** begin Data to process **

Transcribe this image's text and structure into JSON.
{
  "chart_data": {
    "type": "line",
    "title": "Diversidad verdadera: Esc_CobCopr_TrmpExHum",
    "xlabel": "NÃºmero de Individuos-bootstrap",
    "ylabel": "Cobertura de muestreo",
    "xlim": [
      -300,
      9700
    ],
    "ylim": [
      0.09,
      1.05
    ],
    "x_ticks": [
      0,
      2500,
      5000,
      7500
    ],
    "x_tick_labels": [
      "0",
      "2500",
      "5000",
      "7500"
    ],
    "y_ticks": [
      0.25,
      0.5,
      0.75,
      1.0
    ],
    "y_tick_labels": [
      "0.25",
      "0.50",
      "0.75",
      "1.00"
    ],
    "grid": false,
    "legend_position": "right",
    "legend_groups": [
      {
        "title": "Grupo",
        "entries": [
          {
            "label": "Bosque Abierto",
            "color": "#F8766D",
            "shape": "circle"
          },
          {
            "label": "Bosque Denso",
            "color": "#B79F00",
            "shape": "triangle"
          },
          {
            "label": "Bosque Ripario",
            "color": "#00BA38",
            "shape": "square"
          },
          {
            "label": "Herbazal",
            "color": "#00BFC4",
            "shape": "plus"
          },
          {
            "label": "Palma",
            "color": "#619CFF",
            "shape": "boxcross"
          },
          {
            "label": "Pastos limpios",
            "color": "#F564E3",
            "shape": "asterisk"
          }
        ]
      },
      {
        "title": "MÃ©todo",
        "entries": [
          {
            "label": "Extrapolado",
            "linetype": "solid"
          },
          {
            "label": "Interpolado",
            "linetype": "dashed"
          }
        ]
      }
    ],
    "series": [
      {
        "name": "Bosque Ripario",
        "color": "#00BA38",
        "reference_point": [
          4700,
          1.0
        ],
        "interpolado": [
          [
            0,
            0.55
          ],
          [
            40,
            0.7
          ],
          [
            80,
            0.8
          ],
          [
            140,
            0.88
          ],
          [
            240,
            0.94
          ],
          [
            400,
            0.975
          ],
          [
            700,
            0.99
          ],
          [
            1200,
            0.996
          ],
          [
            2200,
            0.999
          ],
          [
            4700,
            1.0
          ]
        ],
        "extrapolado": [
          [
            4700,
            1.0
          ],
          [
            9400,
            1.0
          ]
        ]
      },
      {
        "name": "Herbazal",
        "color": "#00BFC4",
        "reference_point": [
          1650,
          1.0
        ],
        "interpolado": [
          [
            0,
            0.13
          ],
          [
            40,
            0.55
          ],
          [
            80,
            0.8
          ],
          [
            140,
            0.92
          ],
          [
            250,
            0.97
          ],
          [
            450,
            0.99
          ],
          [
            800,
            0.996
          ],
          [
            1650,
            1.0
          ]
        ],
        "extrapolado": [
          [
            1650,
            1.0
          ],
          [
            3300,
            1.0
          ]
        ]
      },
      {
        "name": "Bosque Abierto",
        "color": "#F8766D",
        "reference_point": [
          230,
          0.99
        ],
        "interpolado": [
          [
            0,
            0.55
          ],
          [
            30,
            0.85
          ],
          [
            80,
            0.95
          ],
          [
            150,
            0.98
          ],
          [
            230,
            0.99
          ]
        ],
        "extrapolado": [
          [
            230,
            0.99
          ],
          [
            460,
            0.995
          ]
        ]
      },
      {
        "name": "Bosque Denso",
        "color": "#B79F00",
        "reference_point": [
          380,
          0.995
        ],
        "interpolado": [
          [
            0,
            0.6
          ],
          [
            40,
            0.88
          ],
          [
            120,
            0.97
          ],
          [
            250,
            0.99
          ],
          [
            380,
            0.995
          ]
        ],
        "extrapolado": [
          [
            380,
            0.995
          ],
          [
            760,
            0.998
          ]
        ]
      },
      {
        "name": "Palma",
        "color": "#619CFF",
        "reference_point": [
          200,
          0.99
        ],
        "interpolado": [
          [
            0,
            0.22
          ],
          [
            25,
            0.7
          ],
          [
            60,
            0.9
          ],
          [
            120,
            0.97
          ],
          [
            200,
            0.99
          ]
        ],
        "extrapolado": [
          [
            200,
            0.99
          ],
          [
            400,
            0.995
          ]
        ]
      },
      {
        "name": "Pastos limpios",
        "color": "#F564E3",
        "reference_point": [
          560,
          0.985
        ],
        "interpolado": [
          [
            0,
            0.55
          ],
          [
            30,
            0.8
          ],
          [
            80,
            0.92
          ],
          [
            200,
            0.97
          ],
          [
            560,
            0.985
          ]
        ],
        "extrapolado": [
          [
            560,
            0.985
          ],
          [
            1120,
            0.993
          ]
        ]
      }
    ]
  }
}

** end Data to process **

* [Written request]
Reproduce the material above, every line of it, exactly.

* [Written response]
Transcribe this image's text and structure into JSON.
{
  "chart_data": {
    "type": "line",
    "title": "Diversidad verdadera: Esc_CobCopr_TrmpExHum",
    "xlabel": "NÃºmero de Individuos-bootstrap",
    "ylabel": "Cobertura de muestreo",
    "xlim": [
      -300,
      9700
    ],
    "ylim": [
      0.09,
      1.05
    ],
    "x_ticks": [
      0,
      2500,
      5000,
      7500
    ],
    "x_tick_labels": [
      "0",
      "2500",
      "5000",
      "7500"
    ],
    "y_ticks": [
      0.25,
      0.5,
      0.75,
      1.0
    ],
    "y_tick_labels": [
      "0.25",
      "0.50",
      "0.75",
      "1.00"
    ],
    "grid": false,
    "legend_position": "right",
    "legend_groups": [
      {
        "title": "Grupo",
        "entries": [
          {
            "label": "Bosque Abierto",
            "color": "#F8766D",
            "shape": "circle"
          },
          {
            "label": "Bosque Denso",
            "color": "#B79F00",
            "shape": "triangle"
          },
          {
            "label": "Bosque Ripario",
            "color": "#00BA38",
            "shape": "square"
          },
          {
            "label": "Herbazal",
            "color": "#00BFC4",
            "shape": "plus"
          },
          {
            "label": "Palma",
            "color": "#619CFF",
            "shape": "boxcross"
          },
          {
            "label": "Pastos limpios",
            "color": "#F564E3",
            "shape": "asterisk"
          }
        ]
      },
      {
        "title": "MÃ©todo",
        "entries": [
          {
            "label": "Extrapolado",
            "linetype": "solid"
          },
          {
            "label": "Interpolado",
            "linetype": "dashed"
          }
        ]
      }
    ],
    "series": [
      {
        "name": "Bosque Ripario",
        "color": "#00BA38",
        "reference_point": [
          4700,
          1.0
        ],
        "interpolado": [
          [
            0,
            0.55
          ],
          [
            40,
            0.7
          ],
          [
            80,
            0.8
          ],
          [
            140,
            0.88
          ],
          [
            240,
            0.94
          ],
          [
            400,
            0.975
          ],
          [
            700,
            0.99
          ],
          [
            1200,
            0.996
          ],
          [
            2200,
            0.999
          ],
          [
            4700,
            1.0
          ]
        ],
        "extrapolado": [
          [
            4700,
            1.0
          ],
          [
            9400,
            1.0
          ]
        ]
      },
      {
        "name": "Herbazal",
        "color": "#00BFC4",
        "reference_point": [
          1650,
          1.0
        ],
        "interpolado": [
          [
            0,
            0.13
          ],
          [
            40,
            0.55
          ],
          [
            80,
            0.8
          ],
          [
            140,
            0.92
          ],
          [
            250,
            0.97
          ],
          [
            450,
            0.99
          ],
          [
            800,
            0.996
          ],
          [
            1650,
            1.0
          ]
        ],
        "extrapolado": [
          [
            1650,
            1.0
          ],
          [
            3300,
            1.0
          ]
        ]
      },
      {
        "name": "Bosque Abierto",
        "color": "#F8766D",
        "reference_point": [
          230,
          0.99
        ],
        "interpolado": [
          [
            0,
            0.55
          ],
          [
            30,
            0.85
          ],
          [
            80,
            0.95
          ],
          [
            150,
            0.98
          ],
          [
            230,
            0.99
          ]
        ],
        "extrapolado": [
          [
            230,
            0.99
          ],
          [
            460,
            0.995
          ]
        ]
      },
      {
        "name": "Bosque Denso",
        "color": "#B79F00",
        "reference_point": [
          380,
          0.995
        ],
        "interpolado": [
          [
            0,
            0.6
          ],
          [
            40,
            0.88
          ],
          [
            120,
            0.97
          ],
          [
            250,
            0.99
          ],
          [
            380,
            0.995
          ]
        ],
        "extrapolado": [
          [
            380,
            0.995
          ],
          [
            760,
            0.998
          ]
        ]
      },
      {
        "name": "Palma",
        "color": "#619CFF",
        "reference_point": [
          200,
          0.99
        ],
        "interpolado": [
          [
            0,
            0.22
          ],
          [
            25,
            0.7
          ],
          [
            60,
            0.9
          ],
          [
            120,
            0.97
          ],
          [
            200,
            0.99
          ]
        ],
        "extrapolado": [
          [
            200,
            0.99
          ],
          [
            400,
            0.995
          ]
        ]
      },
      {
        "name": "Pastos limpios",
        "color": "#F564E3",
        "reference_point": [
          560,
          0.985
        ],
        "interpolado": [
          [
            0,
            0.55
          ],
          [
            30,
            0.8
          ],
          [
            80,
            0.92
          ],
          [
            200,
            0.97
          ],
          [
            560,
            0.985
          ]
        ],
        "extrapolado": [
          [
            560,
            0.985
          ],
          [
            1120,
            0.993
          ]
        ]
      }
    ]
  }
}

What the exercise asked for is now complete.